■ **Exercise directions**: Type out all the records word for word. Any pictures are to be left out.

■ **Stored rows**:
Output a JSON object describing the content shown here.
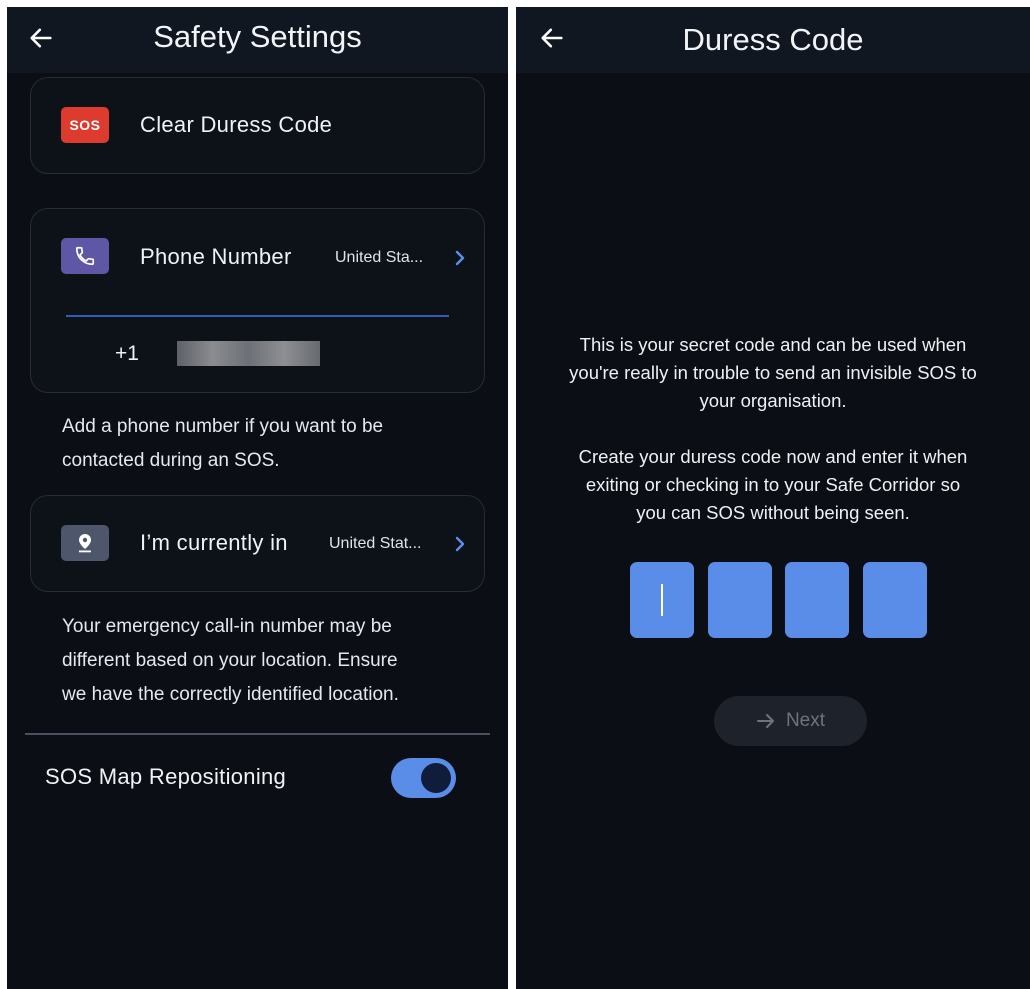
{
  "left": {
    "title": "Safety Settings",
    "duress": {
      "label": "Clear Duress Code",
      "icon": "sos-icon",
      "icon_text": "SOS"
    },
    "phone": {
      "label": "Phone Number",
      "country": "United Sta...",
      "prefix": "+1",
      "icon": "phone-icon"
    },
    "phone_help": [
      "Add a phone number if you want to be",
      "contacted during an SOS."
    ],
    "location": {
      "label": "I’m currently in",
      "country": "United Stat...",
      "icon": "location-pin-icon"
    },
    "location_help": [
      "Your emergency call-in number may be",
      "different based on your location. Ensure",
      "we have the correctly identified location."
    ],
    "toggle": {
      "label": "SOS Map Repositioning",
      "on": true
    }
  },
  "right": {
    "title": "Duress Code",
    "paragraph1": [
      "This is your secret code and can be used when",
      "you're really in trouble to send an invisible SOS to",
      "your organisation."
    ],
    "paragraph2": [
      "Create your duress code now and enter it when",
      "exiting or checking in to your Safe Corridor so",
      "you can SOS without being seen."
    ],
    "code_digits": 4,
    "next_label": "Next"
  },
  "colors": {
    "background": "#0b0e14",
    "appbar": "#111720",
    "sos_red": "#de3b2f",
    "phone_purple": "#5e57a6",
    "location_gray": "#4d566a",
    "accent_blue": "#5a8de8",
    "chevron_blue": "#5b8ef0"
  }
}
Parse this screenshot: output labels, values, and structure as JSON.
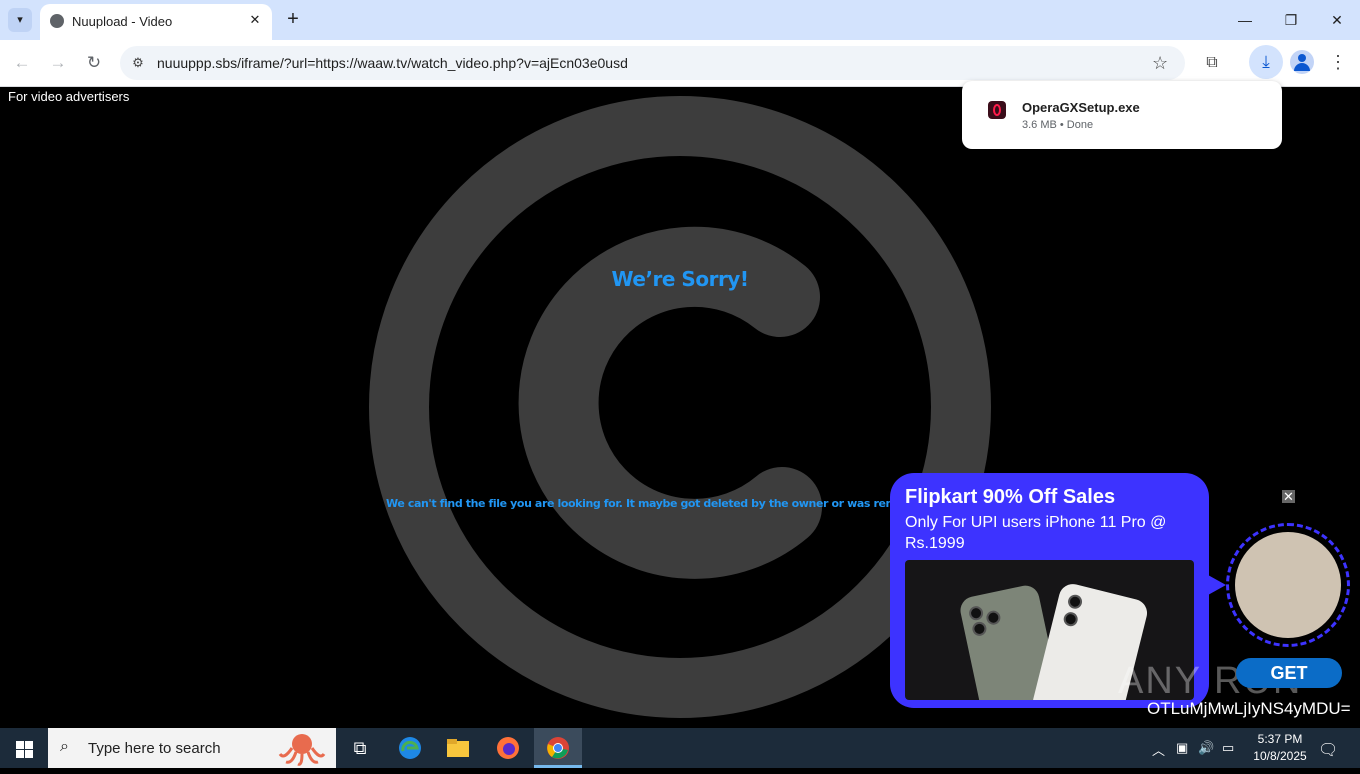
{
  "browser": {
    "tab_title": "Nuupload - Video",
    "url": "nuuuppp.sbs/iframe/?url=https://waaw.tv/watch_video.php?v=ajEcn03e0usd"
  },
  "page": {
    "advertisers_link": "For video advertisers",
    "sorry_heading": "We’re Sorry!",
    "not_found_message": "We can't find the file you are looking for. It maybe got deleted by the owner or was removed due a co"
  },
  "download_popup": {
    "file_name": "OperaGXSetup.exe",
    "status": "3.6 MB • Done"
  },
  "ad": {
    "title": "Flipkart 90% Off Sales",
    "subtitle": "Only For UPI users iPhone 11 Pro @ Rs.1999",
    "cta": "GET"
  },
  "watermark": {
    "brand": "ANY RUN",
    "code": "OTLuMjMwLjIyNS4yMDU="
  },
  "taskbar": {
    "search_placeholder": "Type here to search",
    "time": "5:37 PM",
    "date": "10/8/2025"
  },
  "colors": {
    "accent_blue": "#2196f3",
    "ad_background": "#3d33ff",
    "watermark_gray": "#3d3d3d"
  }
}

■ **Result of the task**:
Output a JSON object describing the content shown here.
{
  "left": {
    "title": "Safety Settings",
    "duress": {
      "label": "Clear Duress Code",
      "icon": "sos-icon",
      "icon_text": "SOS"
    },
    "phone": {
      "label": "Phone Number",
      "country": "United Sta...",
      "prefix": "+1",
      "icon": "phone-icon"
    },
    "phone_help": [
      "Add a phone number if you want to be",
      "contacted during an SOS."
    ],
    "location": {
      "label": "I’m currently in",
      "country": "United Stat...",
      "icon": "location-pin-icon"
    },
    "location_help": [
      "Your emergency call-in number may be",
      "different based on your location. Ensure",
      "we have the correctly identified location."
    ],
    "toggle": {
      "label": "SOS Map Repositioning",
      "on": true
    }
  },
  "right": {
    "title": "Duress Code",
    "paragraph1": [
      "This is your secret code and can be used when",
      "you're really in trouble to send an invisible SOS to",
      "your organisation."
    ],
    "paragraph2": [
      "Create your duress code now and enter it when",
      "exiting or checking in to your Safe Corridor so",
      "you can SOS without being seen."
    ],
    "code_digits": 4,
    "next_label": "Next"
  },
  "colors": {
    "background": "#0b0e14",
    "appbar": "#111720",
    "sos_red": "#de3b2f",
    "phone_purple": "#5e57a6",
    "location_gray": "#4d566a",
    "accent_blue": "#5a8de8",
    "chevron_blue": "#5b8ef0"
  }
}
Parse this screenshot: output labels, values, and structure as JSON.
{
  "browser": {
    "tab_title": "Nuupload - Video",
    "url": "nuuuppp.sbs/iframe/?url=https://waaw.tv/watch_video.php?v=ajEcn03e0usd"
  },
  "page": {
    "advertisers_link": "For video advertisers",
    "sorry_heading": "We’re Sorry!",
    "not_found_message": "We can't find the file you are looking for. It maybe got deleted by the owner or was removed due a co"
  },
  "download_popup": {
    "file_name": "OperaGXSetup.exe",
    "status": "3.6 MB • Done"
  },
  "ad": {
    "title": "Flipkart 90% Off Sales",
    "subtitle": "Only For UPI users iPhone 11 Pro @ Rs.1999",
    "cta": "GET"
  },
  "watermark": {
    "brand": "ANY RUN",
    "code": "OTLuMjMwLjIyNS4yMDU="
  },
  "taskbar": {
    "search_placeholder": "Type here to search",
    "time": "5:37 PM",
    "date": "10/8/2025"
  },
  "colors": {
    "accent_blue": "#2196f3",
    "ad_background": "#3d33ff",
    "watermark_gray": "#3d3d3d"
  }
}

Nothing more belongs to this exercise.